SHORT TASK: Each entry below is to be written out exactly, and the pictures are to be left out.

RECORDS TO USE:
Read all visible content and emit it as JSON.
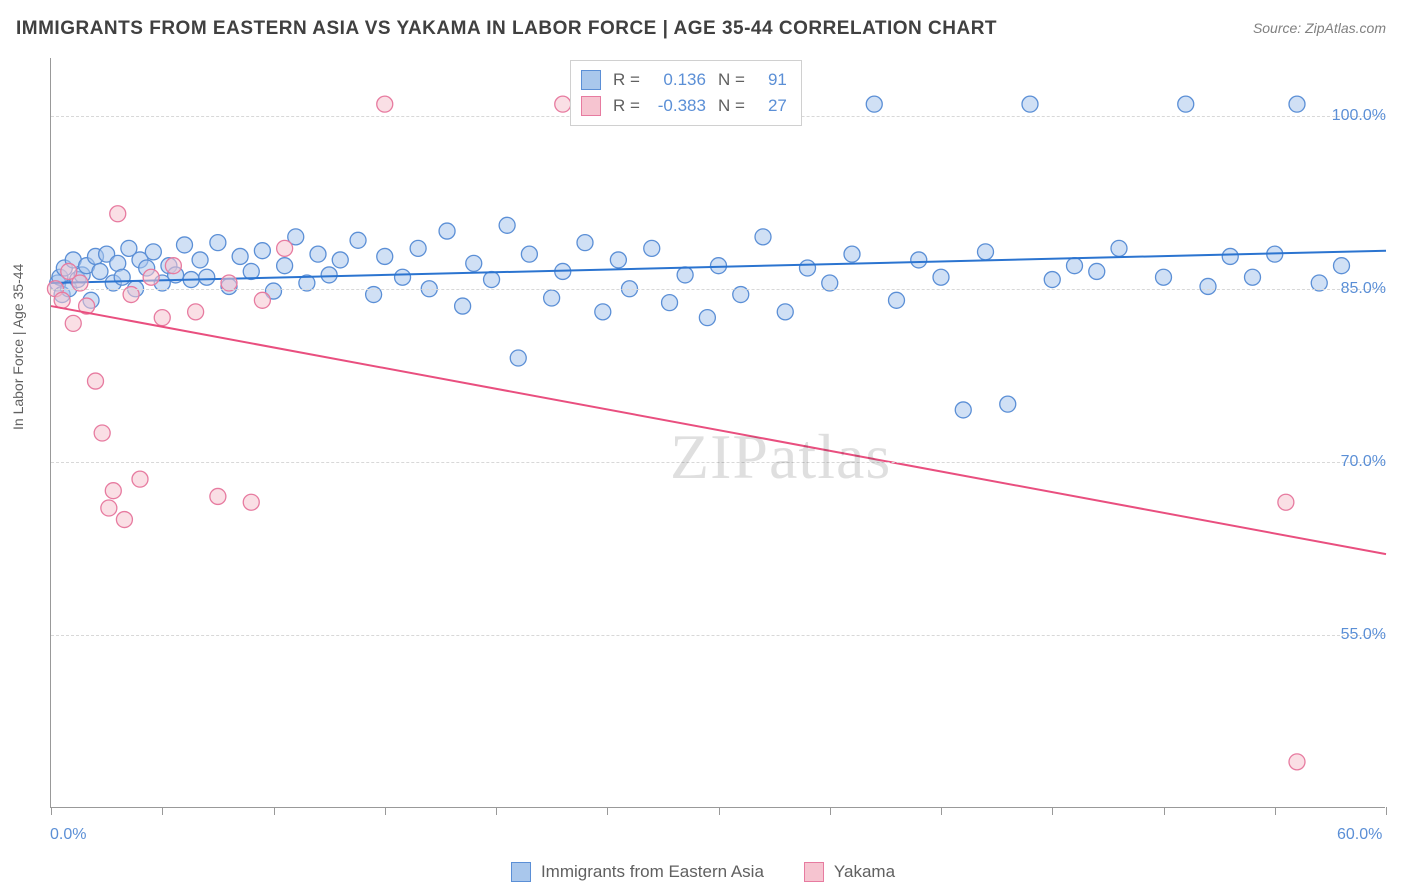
{
  "title": "IMMIGRANTS FROM EASTERN ASIA VS YAKAMA IN LABOR FORCE | AGE 35-44 CORRELATION CHART",
  "source": "Source: ZipAtlas.com",
  "watermark": "ZIPatlas",
  "ylabel": "In Labor Force | Age 35-44",
  "chart": {
    "type": "scatter",
    "background_color": "#ffffff",
    "grid_color": "#d8d8d8",
    "axis_color": "#999999",
    "tick_label_color": "#5b8fd6",
    "label_fontsize": 14,
    "tick_fontsize": 16,
    "xlim": [
      0,
      60
    ],
    "ylim": [
      40,
      105
    ],
    "x_ticks": [
      0,
      5,
      10,
      15,
      20,
      25,
      30,
      35,
      40,
      45,
      50,
      55,
      60
    ],
    "x_tick_labels": {
      "0": "0.0%",
      "60": "60.0%"
    },
    "y_ticks": [
      55,
      70,
      85,
      100
    ],
    "y_tick_labels": [
      "55.0%",
      "70.0%",
      "85.0%",
      "100.0%"
    ],
    "marker_radius": 8,
    "marker_opacity": 0.55,
    "line_width": 2,
    "series": [
      {
        "name": "Immigrants from Eastern Asia",
        "color_fill": "#a9c7ec",
        "color_stroke": "#5b8fd6",
        "line_color": "#2b74d0",
        "R": "0.136",
        "N": "91",
        "regression": {
          "x1": 0,
          "y1": 85.5,
          "x2": 60,
          "y2": 88.3
        },
        "points": [
          [
            0.3,
            85.5
          ],
          [
            0.4,
            86.0
          ],
          [
            0.5,
            84.5
          ],
          [
            0.6,
            86.8
          ],
          [
            0.8,
            85.0
          ],
          [
            1.0,
            87.5
          ],
          [
            1.2,
            85.8
          ],
          [
            1.4,
            86.2
          ],
          [
            1.6,
            87.0
          ],
          [
            1.8,
            84.0
          ],
          [
            2.0,
            87.8
          ],
          [
            2.2,
            86.5
          ],
          [
            2.5,
            88.0
          ],
          [
            2.8,
            85.5
          ],
          [
            3.0,
            87.2
          ],
          [
            3.2,
            86.0
          ],
          [
            3.5,
            88.5
          ],
          [
            3.8,
            85.0
          ],
          [
            4.0,
            87.5
          ],
          [
            4.3,
            86.8
          ],
          [
            4.6,
            88.2
          ],
          [
            5.0,
            85.5
          ],
          [
            5.3,
            87.0
          ],
          [
            5.6,
            86.2
          ],
          [
            6.0,
            88.8
          ],
          [
            6.3,
            85.8
          ],
          [
            6.7,
            87.5
          ],
          [
            7.0,
            86.0
          ],
          [
            7.5,
            89.0
          ],
          [
            8.0,
            85.2
          ],
          [
            8.5,
            87.8
          ],
          [
            9.0,
            86.5
          ],
          [
            9.5,
            88.3
          ],
          [
            10.0,
            84.8
          ],
          [
            10.5,
            87.0
          ],
          [
            11.0,
            89.5
          ],
          [
            11.5,
            85.5
          ],
          [
            12.0,
            88.0
          ],
          [
            12.5,
            86.2
          ],
          [
            13.0,
            87.5
          ],
          [
            13.8,
            89.2
          ],
          [
            14.5,
            84.5
          ],
          [
            15.0,
            87.8
          ],
          [
            15.8,
            86.0
          ],
          [
            16.5,
            88.5
          ],
          [
            17.0,
            85.0
          ],
          [
            17.8,
            90.0
          ],
          [
            18.5,
            83.5
          ],
          [
            19.0,
            87.2
          ],
          [
            19.8,
            85.8
          ],
          [
            20.5,
            90.5
          ],
          [
            21.0,
            79.0
          ],
          [
            21.5,
            88.0
          ],
          [
            22.5,
            84.2
          ],
          [
            23.0,
            86.5
          ],
          [
            24.0,
            89.0
          ],
          [
            24.8,
            83.0
          ],
          [
            25.5,
            87.5
          ],
          [
            26.0,
            85.0
          ],
          [
            27.0,
            88.5
          ],
          [
            27.8,
            83.8
          ],
          [
            28.5,
            86.2
          ],
          [
            29.5,
            82.5
          ],
          [
            30.0,
            87.0
          ],
          [
            31.0,
            84.5
          ],
          [
            32.0,
            89.5
          ],
          [
            33.0,
            83.0
          ],
          [
            34.0,
            86.8
          ],
          [
            35.0,
            85.5
          ],
          [
            36.0,
            88.0
          ],
          [
            37.0,
            101.0
          ],
          [
            38.0,
            84.0
          ],
          [
            39.0,
            87.5
          ],
          [
            40.0,
            86.0
          ],
          [
            41.0,
            74.5
          ],
          [
            42.0,
            88.2
          ],
          [
            43.0,
            75.0
          ],
          [
            44.0,
            101.0
          ],
          [
            45.0,
            85.8
          ],
          [
            46.0,
            87.0
          ],
          [
            47.0,
            86.5
          ],
          [
            48.0,
            88.5
          ],
          [
            50.0,
            86.0
          ],
          [
            51.0,
            101.0
          ],
          [
            52.0,
            85.2
          ],
          [
            53.0,
            87.8
          ],
          [
            54.0,
            86.0
          ],
          [
            55.0,
            88.0
          ],
          [
            56.0,
            101.0
          ],
          [
            57.0,
            85.5
          ],
          [
            58.0,
            87.0
          ]
        ]
      },
      {
        "name": "Yakama",
        "color_fill": "#f6c4d0",
        "color_stroke": "#e77ba0",
        "line_color": "#e94f7f",
        "R": "-0.383",
        "N": "27",
        "regression": {
          "x1": 0,
          "y1": 83.5,
          "x2": 60,
          "y2": 62.0
        },
        "points": [
          [
            0.2,
            85.0
          ],
          [
            0.5,
            84.0
          ],
          [
            0.8,
            86.5
          ],
          [
            1.0,
            82.0
          ],
          [
            1.3,
            85.5
          ],
          [
            1.6,
            83.5
          ],
          [
            2.0,
            77.0
          ],
          [
            2.3,
            72.5
          ],
          [
            2.6,
            66.0
          ],
          [
            2.8,
            67.5
          ],
          [
            3.0,
            91.5
          ],
          [
            3.3,
            65.0
          ],
          [
            3.6,
            84.5
          ],
          [
            4.0,
            68.5
          ],
          [
            4.5,
            86.0
          ],
          [
            5.0,
            82.5
          ],
          [
            5.5,
            87.0
          ],
          [
            6.5,
            83.0
          ],
          [
            7.5,
            67.0
          ],
          [
            8.0,
            85.5
          ],
          [
            9.0,
            66.5
          ],
          [
            9.5,
            84.0
          ],
          [
            10.5,
            88.5
          ],
          [
            15.0,
            101.0
          ],
          [
            23.0,
            101.0
          ],
          [
            55.5,
            66.5
          ],
          [
            56.0,
            44.0
          ]
        ]
      }
    ]
  },
  "stat_legend": {
    "rows": [
      {
        "swatch_fill": "#a9c7ec",
        "swatch_stroke": "#5b8fd6",
        "r_label": "R =",
        "r_value": "0.136",
        "n_label": "N =",
        "n_value": "91"
      },
      {
        "swatch_fill": "#f6c4d0",
        "swatch_stroke": "#e77ba0",
        "r_label": "R =",
        "r_value": "-0.383",
        "n_label": "N =",
        "n_value": "27"
      }
    ]
  },
  "bottom_legend": {
    "items": [
      {
        "swatch_fill": "#a9c7ec",
        "swatch_stroke": "#5b8fd6",
        "label": "Immigrants from Eastern Asia"
      },
      {
        "swatch_fill": "#f6c4d0",
        "swatch_stroke": "#e77ba0",
        "label": "Yakama"
      }
    ]
  }
}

SOLUTION TO THE PROBLEM:
Read all visible content and emit it as JSON.
{
  "title": "IMMIGRANTS FROM EASTERN ASIA VS YAKAMA IN LABOR FORCE | AGE 35-44 CORRELATION CHART",
  "source": "Source: ZipAtlas.com",
  "watermark": "ZIPatlas",
  "ylabel": "In Labor Force | Age 35-44",
  "chart": {
    "type": "scatter",
    "background_color": "#ffffff",
    "grid_color": "#d8d8d8",
    "axis_color": "#999999",
    "tick_label_color": "#5b8fd6",
    "label_fontsize": 14,
    "tick_fontsize": 16,
    "xlim": [
      0,
      60
    ],
    "ylim": [
      40,
      105
    ],
    "x_ticks": [
      0,
      5,
      10,
      15,
      20,
      25,
      30,
      35,
      40,
      45,
      50,
      55,
      60
    ],
    "x_tick_labels": {
      "0": "0.0%",
      "60": "60.0%"
    },
    "y_ticks": [
      55,
      70,
      85,
      100
    ],
    "y_tick_labels": [
      "55.0%",
      "70.0%",
      "85.0%",
      "100.0%"
    ],
    "marker_radius": 8,
    "marker_opacity": 0.55,
    "line_width": 2,
    "series": [
      {
        "name": "Immigrants from Eastern Asia",
        "color_fill": "#a9c7ec",
        "color_stroke": "#5b8fd6",
        "line_color": "#2b74d0",
        "R": "0.136",
        "N": "91",
        "regression": {
          "x1": 0,
          "y1": 85.5,
          "x2": 60,
          "y2": 88.3
        },
        "points": [
          [
            0.3,
            85.5
          ],
          [
            0.4,
            86.0
          ],
          [
            0.5,
            84.5
          ],
          [
            0.6,
            86.8
          ],
          [
            0.8,
            85.0
          ],
          [
            1.0,
            87.5
          ],
          [
            1.2,
            85.8
          ],
          [
            1.4,
            86.2
          ],
          [
            1.6,
            87.0
          ],
          [
            1.8,
            84.0
          ],
          [
            2.0,
            87.8
          ],
          [
            2.2,
            86.5
          ],
          [
            2.5,
            88.0
          ],
          [
            2.8,
            85.5
          ],
          [
            3.0,
            87.2
          ],
          [
            3.2,
            86.0
          ],
          [
            3.5,
            88.5
          ],
          [
            3.8,
            85.0
          ],
          [
            4.0,
            87.5
          ],
          [
            4.3,
            86.8
          ],
          [
            4.6,
            88.2
          ],
          [
            5.0,
            85.5
          ],
          [
            5.3,
            87.0
          ],
          [
            5.6,
            86.2
          ],
          [
            6.0,
            88.8
          ],
          [
            6.3,
            85.8
          ],
          [
            6.7,
            87.5
          ],
          [
            7.0,
            86.0
          ],
          [
            7.5,
            89.0
          ],
          [
            8.0,
            85.2
          ],
          [
            8.5,
            87.8
          ],
          [
            9.0,
            86.5
          ],
          [
            9.5,
            88.3
          ],
          [
            10.0,
            84.8
          ],
          [
            10.5,
            87.0
          ],
          [
            11.0,
            89.5
          ],
          [
            11.5,
            85.5
          ],
          [
            12.0,
            88.0
          ],
          [
            12.5,
            86.2
          ],
          [
            13.0,
            87.5
          ],
          [
            13.8,
            89.2
          ],
          [
            14.5,
            84.5
          ],
          [
            15.0,
            87.8
          ],
          [
            15.8,
            86.0
          ],
          [
            16.5,
            88.5
          ],
          [
            17.0,
            85.0
          ],
          [
            17.8,
            90.0
          ],
          [
            18.5,
            83.5
          ],
          [
            19.0,
            87.2
          ],
          [
            19.8,
            85.8
          ],
          [
            20.5,
            90.5
          ],
          [
            21.0,
            79.0
          ],
          [
            21.5,
            88.0
          ],
          [
            22.5,
            84.2
          ],
          [
            23.0,
            86.5
          ],
          [
            24.0,
            89.0
          ],
          [
            24.8,
            83.0
          ],
          [
            25.5,
            87.5
          ],
          [
            26.0,
            85.0
          ],
          [
            27.0,
            88.5
          ],
          [
            27.8,
            83.8
          ],
          [
            28.5,
            86.2
          ],
          [
            29.5,
            82.5
          ],
          [
            30.0,
            87.0
          ],
          [
            31.0,
            84.5
          ],
          [
            32.0,
            89.5
          ],
          [
            33.0,
            83.0
          ],
          [
            34.0,
            86.8
          ],
          [
            35.0,
            85.5
          ],
          [
            36.0,
            88.0
          ],
          [
            37.0,
            101.0
          ],
          [
            38.0,
            84.0
          ],
          [
            39.0,
            87.5
          ],
          [
            40.0,
            86.0
          ],
          [
            41.0,
            74.5
          ],
          [
            42.0,
            88.2
          ],
          [
            43.0,
            75.0
          ],
          [
            44.0,
            101.0
          ],
          [
            45.0,
            85.8
          ],
          [
            46.0,
            87.0
          ],
          [
            47.0,
            86.5
          ],
          [
            48.0,
            88.5
          ],
          [
            50.0,
            86.0
          ],
          [
            51.0,
            101.0
          ],
          [
            52.0,
            85.2
          ],
          [
            53.0,
            87.8
          ],
          [
            54.0,
            86.0
          ],
          [
            55.0,
            88.0
          ],
          [
            56.0,
            101.0
          ],
          [
            57.0,
            85.5
          ],
          [
            58.0,
            87.0
          ]
        ]
      },
      {
        "name": "Yakama",
        "color_fill": "#f6c4d0",
        "color_stroke": "#e77ba0",
        "line_color": "#e94f7f",
        "R": "-0.383",
        "N": "27",
        "regression": {
          "x1": 0,
          "y1": 83.5,
          "x2": 60,
          "y2": 62.0
        },
        "points": [
          [
            0.2,
            85.0
          ],
          [
            0.5,
            84.0
          ],
          [
            0.8,
            86.5
          ],
          [
            1.0,
            82.0
          ],
          [
            1.3,
            85.5
          ],
          [
            1.6,
            83.5
          ],
          [
            2.0,
            77.0
          ],
          [
            2.3,
            72.5
          ],
          [
            2.6,
            66.0
          ],
          [
            2.8,
            67.5
          ],
          [
            3.0,
            91.5
          ],
          [
            3.3,
            65.0
          ],
          [
            3.6,
            84.5
          ],
          [
            4.0,
            68.5
          ],
          [
            4.5,
            86.0
          ],
          [
            5.0,
            82.5
          ],
          [
            5.5,
            87.0
          ],
          [
            6.5,
            83.0
          ],
          [
            7.5,
            67.0
          ],
          [
            8.0,
            85.5
          ],
          [
            9.0,
            66.5
          ],
          [
            9.5,
            84.0
          ],
          [
            10.5,
            88.5
          ],
          [
            15.0,
            101.0
          ],
          [
            23.0,
            101.0
          ],
          [
            55.5,
            66.5
          ],
          [
            56.0,
            44.0
          ]
        ]
      }
    ]
  },
  "stat_legend": {
    "rows": [
      {
        "swatch_fill": "#a9c7ec",
        "swatch_stroke": "#5b8fd6",
        "r_label": "R =",
        "r_value": "0.136",
        "n_label": "N =",
        "n_value": "91"
      },
      {
        "swatch_fill": "#f6c4d0",
        "swatch_stroke": "#e77ba0",
        "r_label": "R =",
        "r_value": "-0.383",
        "n_label": "N =",
        "n_value": "27"
      }
    ]
  },
  "bottom_legend": {
    "items": [
      {
        "swatch_fill": "#a9c7ec",
        "swatch_stroke": "#5b8fd6",
        "label": "Immigrants from Eastern Asia"
      },
      {
        "swatch_fill": "#f6c4d0",
        "swatch_stroke": "#e77ba0",
        "label": "Yakama"
      }
    ]
  }
}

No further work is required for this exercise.